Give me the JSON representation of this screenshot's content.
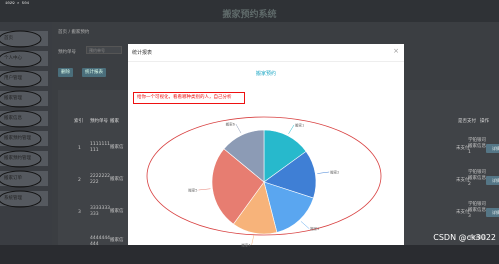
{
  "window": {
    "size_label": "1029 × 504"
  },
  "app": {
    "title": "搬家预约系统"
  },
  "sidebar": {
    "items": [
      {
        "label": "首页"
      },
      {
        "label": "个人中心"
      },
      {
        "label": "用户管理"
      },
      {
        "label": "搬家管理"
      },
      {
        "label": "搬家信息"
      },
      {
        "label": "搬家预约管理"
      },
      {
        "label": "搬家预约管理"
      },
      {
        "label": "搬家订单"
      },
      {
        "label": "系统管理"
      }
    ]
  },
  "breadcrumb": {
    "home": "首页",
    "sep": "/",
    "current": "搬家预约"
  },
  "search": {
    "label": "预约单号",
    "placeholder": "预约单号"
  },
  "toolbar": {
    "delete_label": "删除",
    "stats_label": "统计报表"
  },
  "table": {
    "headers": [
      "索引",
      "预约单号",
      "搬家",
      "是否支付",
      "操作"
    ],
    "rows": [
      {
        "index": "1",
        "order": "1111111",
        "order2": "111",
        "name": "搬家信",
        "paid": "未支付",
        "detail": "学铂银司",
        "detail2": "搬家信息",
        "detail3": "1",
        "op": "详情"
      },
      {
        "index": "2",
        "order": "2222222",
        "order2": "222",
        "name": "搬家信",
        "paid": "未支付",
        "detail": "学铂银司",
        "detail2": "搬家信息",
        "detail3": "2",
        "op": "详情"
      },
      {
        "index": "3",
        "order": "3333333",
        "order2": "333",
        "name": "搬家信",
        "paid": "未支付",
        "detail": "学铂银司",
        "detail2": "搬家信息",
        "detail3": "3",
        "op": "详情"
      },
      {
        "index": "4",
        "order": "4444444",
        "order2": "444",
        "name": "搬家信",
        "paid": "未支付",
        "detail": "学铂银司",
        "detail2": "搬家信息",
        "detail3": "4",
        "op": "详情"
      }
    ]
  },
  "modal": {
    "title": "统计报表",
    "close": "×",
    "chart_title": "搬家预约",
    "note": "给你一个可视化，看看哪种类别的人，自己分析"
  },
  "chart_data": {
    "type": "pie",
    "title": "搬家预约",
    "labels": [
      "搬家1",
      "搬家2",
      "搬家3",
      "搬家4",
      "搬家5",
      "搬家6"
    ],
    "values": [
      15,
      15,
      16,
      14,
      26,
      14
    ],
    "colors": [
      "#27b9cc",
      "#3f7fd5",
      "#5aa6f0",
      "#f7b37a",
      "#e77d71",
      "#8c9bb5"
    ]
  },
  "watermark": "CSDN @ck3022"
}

+ + + + +

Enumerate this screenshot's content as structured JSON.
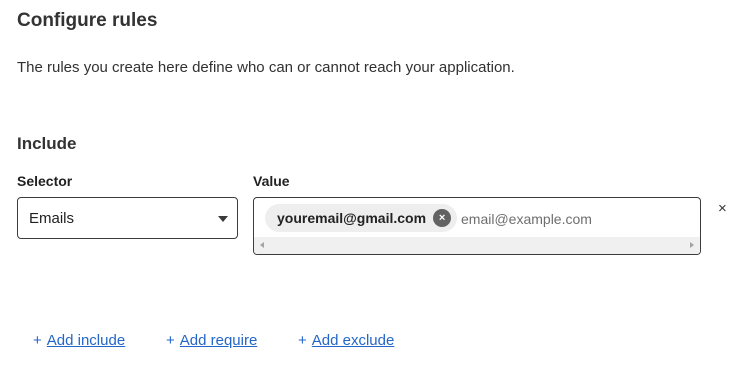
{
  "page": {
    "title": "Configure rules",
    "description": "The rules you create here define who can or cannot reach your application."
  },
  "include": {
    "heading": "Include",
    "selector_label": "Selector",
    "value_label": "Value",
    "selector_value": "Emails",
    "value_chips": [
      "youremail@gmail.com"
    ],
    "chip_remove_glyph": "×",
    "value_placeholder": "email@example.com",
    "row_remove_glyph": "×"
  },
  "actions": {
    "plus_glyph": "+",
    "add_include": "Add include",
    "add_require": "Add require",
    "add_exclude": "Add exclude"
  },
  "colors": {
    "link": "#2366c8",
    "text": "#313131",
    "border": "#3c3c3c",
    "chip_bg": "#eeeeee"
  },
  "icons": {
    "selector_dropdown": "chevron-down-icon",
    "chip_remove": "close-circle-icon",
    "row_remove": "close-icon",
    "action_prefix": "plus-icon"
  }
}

+ + + + +

- _What the exercise asks_
Which lines hold the string "rules"? Copy all of them from the data above.

- _Finished exercise_
    "title": "Configure rules",
    "description": "The rules you create here define who can or cannot reach your application."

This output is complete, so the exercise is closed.